**EXTRACTED TEXT:**

[Start of section]

Thursday, April 28th at 8:30 PM
StarHouse parking lot, at the top of the driveway
Tour-guide: David Tresemer

Join us for this free event!  Please register so we know you’re coming. In a rush or want to bring friends?  Just show up!

This will be a ½ hour+ for learning the names and places of the stars available in the heavens now.  Feel free to come early!

From our previous Star Watch:
Twenty minutes after sunset, the sky became a luminous dark blue, expectant of the appearance of the stars. Then a pop to the surface—Sirius, the brightest star in the heavens. We shared the mystery of what streams from Sirius when you are in her presence. This can be shared in person, in the context of the thickening figure-8 (“lemniscate”) prominent at the StarHouse Labyrinth. Then pop!pop!—Rigel and Betelgeuse. We noted the way that these two extremes of Orion are perpendicular to Orion’s Belt. Pop-pop!—Bellatrix and Saiph. The mythos of Orion overlays and hides the true power and function of the constellation, best discussed in person. These are not only points of light, as from a neighbor’s house across the street. A better metaphor is the trek through the dark forest and seeing a light through the trees and leaves, a farmhouse in the distance and the feeling that arouses of refuge and warmth and possible challenge. One should find that kind of relationship to stars in the heavens, available in person.

[End of section]

**WORK ORDER A:** Who is named as the tour guide in the star watch announcement?
**WORK ORDER B:** Quote the star watch announcement, starting with "Join us for" and going on through "to come early!".

**MATERIAL PROVIDED:**

[Start of section]

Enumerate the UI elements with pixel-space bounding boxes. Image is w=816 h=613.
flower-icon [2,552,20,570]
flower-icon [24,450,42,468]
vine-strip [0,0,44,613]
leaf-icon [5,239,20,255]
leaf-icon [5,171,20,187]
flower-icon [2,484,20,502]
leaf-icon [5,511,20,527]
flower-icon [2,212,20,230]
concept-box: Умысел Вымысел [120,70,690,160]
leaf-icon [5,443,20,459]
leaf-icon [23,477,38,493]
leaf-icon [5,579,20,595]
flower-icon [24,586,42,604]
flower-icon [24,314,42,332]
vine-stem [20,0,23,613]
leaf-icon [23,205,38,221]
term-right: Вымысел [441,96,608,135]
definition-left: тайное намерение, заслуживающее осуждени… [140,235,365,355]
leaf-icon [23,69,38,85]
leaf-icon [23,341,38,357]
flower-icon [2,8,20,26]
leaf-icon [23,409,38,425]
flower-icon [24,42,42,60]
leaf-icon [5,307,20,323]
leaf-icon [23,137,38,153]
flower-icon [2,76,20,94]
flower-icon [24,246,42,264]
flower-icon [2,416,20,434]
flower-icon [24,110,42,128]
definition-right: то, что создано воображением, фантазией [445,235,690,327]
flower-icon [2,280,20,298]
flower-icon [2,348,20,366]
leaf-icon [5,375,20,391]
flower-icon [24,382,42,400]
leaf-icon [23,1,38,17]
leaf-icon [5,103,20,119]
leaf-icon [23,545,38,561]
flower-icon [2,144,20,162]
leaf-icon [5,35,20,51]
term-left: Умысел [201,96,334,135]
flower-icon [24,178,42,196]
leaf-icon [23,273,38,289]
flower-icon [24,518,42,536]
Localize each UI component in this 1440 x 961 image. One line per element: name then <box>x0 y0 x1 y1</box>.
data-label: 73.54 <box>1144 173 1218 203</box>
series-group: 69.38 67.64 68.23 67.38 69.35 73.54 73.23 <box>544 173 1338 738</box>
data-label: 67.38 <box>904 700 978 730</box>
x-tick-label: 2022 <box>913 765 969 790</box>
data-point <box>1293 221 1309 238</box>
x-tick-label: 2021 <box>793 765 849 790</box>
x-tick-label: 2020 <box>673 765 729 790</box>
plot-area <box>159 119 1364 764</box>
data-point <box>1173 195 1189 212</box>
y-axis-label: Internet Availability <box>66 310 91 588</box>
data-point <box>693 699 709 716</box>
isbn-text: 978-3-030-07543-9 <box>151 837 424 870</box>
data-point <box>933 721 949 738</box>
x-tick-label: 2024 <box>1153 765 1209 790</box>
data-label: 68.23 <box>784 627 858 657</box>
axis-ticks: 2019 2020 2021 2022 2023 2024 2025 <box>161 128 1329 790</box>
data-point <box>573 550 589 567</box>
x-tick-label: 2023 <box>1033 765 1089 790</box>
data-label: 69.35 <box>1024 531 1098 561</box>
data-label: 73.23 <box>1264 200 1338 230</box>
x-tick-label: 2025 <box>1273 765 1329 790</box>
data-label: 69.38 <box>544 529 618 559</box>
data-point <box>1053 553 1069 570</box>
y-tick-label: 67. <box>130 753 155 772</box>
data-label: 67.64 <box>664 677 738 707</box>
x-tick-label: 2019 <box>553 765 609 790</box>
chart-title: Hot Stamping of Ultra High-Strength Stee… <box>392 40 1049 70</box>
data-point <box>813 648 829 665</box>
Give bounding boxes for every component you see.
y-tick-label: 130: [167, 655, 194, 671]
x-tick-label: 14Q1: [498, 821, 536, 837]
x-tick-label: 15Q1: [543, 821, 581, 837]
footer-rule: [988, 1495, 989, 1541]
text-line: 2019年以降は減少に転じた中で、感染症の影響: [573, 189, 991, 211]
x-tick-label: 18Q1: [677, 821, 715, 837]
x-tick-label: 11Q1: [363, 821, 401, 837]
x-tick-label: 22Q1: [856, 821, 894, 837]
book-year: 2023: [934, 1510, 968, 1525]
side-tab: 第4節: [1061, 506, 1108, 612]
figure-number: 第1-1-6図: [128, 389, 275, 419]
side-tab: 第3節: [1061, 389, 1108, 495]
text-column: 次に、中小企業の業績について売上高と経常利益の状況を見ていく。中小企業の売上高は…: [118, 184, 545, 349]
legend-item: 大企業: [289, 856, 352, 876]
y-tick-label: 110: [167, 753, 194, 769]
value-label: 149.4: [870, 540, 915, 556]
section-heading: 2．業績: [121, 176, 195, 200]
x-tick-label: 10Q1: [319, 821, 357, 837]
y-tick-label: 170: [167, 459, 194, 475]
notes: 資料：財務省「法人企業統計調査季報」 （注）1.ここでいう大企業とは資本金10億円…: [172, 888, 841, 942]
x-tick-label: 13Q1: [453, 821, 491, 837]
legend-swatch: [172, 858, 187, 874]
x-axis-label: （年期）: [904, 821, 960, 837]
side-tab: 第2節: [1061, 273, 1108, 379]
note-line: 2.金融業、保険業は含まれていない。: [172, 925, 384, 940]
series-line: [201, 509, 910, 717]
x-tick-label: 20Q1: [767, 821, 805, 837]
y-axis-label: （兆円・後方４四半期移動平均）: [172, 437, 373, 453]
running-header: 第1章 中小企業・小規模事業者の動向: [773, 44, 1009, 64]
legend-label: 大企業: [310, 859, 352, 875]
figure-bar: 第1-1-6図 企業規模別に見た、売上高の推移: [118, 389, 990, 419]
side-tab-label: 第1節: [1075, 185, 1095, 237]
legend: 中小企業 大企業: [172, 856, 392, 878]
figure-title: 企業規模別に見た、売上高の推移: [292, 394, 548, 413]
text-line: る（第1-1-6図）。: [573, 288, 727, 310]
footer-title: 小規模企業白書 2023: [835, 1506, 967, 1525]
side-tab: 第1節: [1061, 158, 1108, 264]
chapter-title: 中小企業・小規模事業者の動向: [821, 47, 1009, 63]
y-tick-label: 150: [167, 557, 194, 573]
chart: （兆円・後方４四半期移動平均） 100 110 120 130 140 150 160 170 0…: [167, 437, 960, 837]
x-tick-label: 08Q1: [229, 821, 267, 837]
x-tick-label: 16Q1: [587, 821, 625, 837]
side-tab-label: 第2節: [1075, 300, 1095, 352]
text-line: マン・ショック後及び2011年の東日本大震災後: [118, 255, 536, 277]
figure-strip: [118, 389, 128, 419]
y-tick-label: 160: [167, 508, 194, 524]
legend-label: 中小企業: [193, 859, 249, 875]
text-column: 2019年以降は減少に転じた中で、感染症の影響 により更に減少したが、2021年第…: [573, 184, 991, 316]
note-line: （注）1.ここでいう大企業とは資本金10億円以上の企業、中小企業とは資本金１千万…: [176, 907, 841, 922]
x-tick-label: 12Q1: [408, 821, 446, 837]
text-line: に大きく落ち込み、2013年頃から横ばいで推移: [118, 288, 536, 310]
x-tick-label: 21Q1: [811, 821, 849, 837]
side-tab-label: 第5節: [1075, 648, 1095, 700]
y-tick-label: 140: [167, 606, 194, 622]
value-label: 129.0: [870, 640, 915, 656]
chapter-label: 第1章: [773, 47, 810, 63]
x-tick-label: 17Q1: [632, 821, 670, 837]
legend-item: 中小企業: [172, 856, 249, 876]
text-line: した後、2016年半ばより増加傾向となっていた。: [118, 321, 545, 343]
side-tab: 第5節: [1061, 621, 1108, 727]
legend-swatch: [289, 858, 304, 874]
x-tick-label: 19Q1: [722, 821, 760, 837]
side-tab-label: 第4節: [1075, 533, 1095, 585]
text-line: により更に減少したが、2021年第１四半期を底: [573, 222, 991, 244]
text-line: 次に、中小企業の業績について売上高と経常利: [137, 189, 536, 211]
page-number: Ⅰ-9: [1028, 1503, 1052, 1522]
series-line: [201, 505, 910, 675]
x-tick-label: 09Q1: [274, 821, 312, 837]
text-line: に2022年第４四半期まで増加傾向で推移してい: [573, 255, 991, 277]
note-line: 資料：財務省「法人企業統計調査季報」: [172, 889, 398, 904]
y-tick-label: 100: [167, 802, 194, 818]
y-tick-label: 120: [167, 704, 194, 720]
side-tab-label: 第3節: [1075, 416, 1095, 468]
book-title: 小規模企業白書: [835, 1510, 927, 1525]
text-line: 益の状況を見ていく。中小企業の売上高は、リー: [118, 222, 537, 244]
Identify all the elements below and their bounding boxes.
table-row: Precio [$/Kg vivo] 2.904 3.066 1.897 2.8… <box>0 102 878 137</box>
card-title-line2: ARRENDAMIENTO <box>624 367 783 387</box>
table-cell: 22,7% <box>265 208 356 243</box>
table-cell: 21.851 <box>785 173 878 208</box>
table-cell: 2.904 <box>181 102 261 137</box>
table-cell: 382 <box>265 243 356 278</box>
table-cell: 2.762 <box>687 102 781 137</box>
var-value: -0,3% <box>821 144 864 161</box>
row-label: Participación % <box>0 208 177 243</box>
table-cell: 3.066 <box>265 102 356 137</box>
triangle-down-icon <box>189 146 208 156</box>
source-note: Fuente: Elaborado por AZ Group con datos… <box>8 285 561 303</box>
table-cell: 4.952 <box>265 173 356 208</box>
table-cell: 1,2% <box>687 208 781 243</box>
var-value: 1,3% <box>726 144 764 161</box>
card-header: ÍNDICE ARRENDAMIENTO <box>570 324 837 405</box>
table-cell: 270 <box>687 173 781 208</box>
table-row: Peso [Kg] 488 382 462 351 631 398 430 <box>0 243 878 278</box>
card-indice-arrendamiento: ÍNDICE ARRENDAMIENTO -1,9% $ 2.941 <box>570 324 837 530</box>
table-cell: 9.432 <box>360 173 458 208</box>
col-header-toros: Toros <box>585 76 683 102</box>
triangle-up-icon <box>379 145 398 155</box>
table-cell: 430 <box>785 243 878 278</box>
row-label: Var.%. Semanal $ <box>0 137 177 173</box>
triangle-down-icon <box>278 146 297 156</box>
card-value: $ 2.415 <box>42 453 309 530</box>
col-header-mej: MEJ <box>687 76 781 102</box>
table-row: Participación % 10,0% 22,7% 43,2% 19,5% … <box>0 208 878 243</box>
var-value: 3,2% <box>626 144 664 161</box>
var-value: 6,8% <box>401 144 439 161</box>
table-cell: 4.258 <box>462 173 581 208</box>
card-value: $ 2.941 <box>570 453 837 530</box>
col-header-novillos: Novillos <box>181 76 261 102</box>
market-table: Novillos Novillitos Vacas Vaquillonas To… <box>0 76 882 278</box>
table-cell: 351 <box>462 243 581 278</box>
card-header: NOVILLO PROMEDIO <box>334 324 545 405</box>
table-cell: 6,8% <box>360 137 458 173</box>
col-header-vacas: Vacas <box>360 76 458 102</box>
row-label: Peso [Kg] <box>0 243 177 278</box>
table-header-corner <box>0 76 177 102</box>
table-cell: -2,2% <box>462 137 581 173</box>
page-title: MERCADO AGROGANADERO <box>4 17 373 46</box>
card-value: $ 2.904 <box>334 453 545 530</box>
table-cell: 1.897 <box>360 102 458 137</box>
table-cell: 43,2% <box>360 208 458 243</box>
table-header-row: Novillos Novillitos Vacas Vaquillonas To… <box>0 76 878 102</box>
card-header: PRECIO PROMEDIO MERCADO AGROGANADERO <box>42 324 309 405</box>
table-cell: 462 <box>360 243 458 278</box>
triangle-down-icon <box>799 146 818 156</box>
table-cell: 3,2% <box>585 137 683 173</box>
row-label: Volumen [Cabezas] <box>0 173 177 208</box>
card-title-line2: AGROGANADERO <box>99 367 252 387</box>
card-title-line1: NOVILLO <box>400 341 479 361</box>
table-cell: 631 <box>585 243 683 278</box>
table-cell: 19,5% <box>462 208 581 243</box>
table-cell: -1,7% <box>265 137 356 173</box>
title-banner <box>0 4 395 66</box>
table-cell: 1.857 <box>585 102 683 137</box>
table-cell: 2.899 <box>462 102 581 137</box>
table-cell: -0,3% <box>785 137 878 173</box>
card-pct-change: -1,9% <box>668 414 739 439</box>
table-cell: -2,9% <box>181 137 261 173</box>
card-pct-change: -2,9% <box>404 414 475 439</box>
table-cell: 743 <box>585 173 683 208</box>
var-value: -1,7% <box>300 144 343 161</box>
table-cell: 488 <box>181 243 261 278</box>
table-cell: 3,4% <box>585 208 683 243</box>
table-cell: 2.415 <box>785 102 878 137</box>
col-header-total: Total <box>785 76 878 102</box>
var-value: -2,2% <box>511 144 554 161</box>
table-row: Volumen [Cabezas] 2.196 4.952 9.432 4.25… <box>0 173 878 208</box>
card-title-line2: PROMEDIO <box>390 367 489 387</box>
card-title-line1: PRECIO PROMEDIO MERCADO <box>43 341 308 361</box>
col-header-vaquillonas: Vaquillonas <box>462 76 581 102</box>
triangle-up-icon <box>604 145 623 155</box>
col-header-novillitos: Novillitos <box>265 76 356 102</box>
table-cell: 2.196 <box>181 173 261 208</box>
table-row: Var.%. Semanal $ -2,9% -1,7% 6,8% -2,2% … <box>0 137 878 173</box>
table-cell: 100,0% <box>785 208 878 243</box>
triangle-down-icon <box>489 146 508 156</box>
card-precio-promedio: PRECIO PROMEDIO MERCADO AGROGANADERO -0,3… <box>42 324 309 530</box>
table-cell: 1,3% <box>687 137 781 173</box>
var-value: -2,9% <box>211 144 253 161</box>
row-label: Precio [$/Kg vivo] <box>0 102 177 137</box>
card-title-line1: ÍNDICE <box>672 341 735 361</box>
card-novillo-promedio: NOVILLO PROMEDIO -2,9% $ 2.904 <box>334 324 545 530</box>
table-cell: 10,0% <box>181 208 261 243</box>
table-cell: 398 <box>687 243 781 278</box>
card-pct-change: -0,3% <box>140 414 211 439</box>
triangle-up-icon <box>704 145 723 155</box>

[End of section]

**WRITTEN ANSWER A:** David Tresemer

**WRITTEN ANSWER B:**
Join us for this free event!  Please register so we know you’re coming. In a rush or want to bring friends?  Just show up!

This will be a ½ hour+ for learning the names and places of the stars available in the heavens now.  Feel free to come early!